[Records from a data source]
-- -- --
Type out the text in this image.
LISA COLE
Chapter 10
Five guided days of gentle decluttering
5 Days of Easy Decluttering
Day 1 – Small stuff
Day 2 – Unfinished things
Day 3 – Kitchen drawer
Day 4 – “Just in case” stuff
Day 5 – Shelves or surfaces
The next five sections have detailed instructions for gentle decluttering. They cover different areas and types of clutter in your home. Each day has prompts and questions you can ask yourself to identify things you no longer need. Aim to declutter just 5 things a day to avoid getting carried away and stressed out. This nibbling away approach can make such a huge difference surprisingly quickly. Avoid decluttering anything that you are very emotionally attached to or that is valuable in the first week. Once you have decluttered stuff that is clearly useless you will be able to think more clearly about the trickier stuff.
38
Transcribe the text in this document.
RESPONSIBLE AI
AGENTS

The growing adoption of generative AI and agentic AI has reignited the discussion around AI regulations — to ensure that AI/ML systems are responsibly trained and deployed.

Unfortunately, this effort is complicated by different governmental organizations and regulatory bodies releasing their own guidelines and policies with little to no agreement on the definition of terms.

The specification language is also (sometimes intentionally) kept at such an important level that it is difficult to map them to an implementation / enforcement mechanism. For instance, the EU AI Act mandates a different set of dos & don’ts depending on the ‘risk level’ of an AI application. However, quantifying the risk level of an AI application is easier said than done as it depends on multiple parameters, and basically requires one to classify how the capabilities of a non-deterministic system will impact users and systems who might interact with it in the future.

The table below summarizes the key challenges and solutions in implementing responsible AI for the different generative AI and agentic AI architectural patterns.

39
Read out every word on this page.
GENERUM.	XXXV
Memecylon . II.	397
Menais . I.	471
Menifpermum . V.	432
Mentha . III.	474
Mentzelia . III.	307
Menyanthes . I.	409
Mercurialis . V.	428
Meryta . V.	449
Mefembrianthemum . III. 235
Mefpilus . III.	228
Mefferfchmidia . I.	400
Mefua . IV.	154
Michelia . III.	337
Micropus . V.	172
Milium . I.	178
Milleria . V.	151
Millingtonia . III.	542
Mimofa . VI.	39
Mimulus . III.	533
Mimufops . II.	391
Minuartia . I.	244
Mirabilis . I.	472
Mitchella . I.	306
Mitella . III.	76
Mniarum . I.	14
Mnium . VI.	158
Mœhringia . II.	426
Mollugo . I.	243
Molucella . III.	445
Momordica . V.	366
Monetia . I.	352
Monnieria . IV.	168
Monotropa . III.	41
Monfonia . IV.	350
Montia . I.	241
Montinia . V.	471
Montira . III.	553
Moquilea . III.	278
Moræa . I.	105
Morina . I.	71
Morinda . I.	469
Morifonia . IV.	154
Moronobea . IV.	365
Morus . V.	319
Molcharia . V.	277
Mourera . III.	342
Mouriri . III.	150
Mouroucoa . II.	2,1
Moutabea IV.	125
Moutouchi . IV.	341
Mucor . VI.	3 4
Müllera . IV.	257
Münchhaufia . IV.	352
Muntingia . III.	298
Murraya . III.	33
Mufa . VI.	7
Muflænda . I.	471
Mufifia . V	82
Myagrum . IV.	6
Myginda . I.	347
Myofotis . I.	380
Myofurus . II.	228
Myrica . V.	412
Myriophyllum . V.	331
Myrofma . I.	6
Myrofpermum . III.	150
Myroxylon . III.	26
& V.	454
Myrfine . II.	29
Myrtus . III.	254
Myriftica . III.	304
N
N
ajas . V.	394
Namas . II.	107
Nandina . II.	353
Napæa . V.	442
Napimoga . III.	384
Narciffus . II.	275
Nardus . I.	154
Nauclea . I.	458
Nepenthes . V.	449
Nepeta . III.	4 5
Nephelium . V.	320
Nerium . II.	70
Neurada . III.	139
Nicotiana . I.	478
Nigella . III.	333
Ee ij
-- -- --
■ Written instruction: Return every line above in which the string "gentle" occurs.

■ Reply to the exercise:
Five guided days of gentle decluttering
The next five sections have detailed instructions for gentle decluttering. They cover different areas and types of clutter in your home. Each day has prompts and questions you can ask yourself to identify things you no longer need. Aim to declutter just 5 things a day to avoid getting carried away and stressed out. This nibbling away approach can make such a huge difference surprisingly quickly. Avoid decluttering anything that you are very emotionally attached to or that is valuable in the first week. Once you have decluttered stuff that is clearly useless you will be able to think more clearly about the trickier stuff.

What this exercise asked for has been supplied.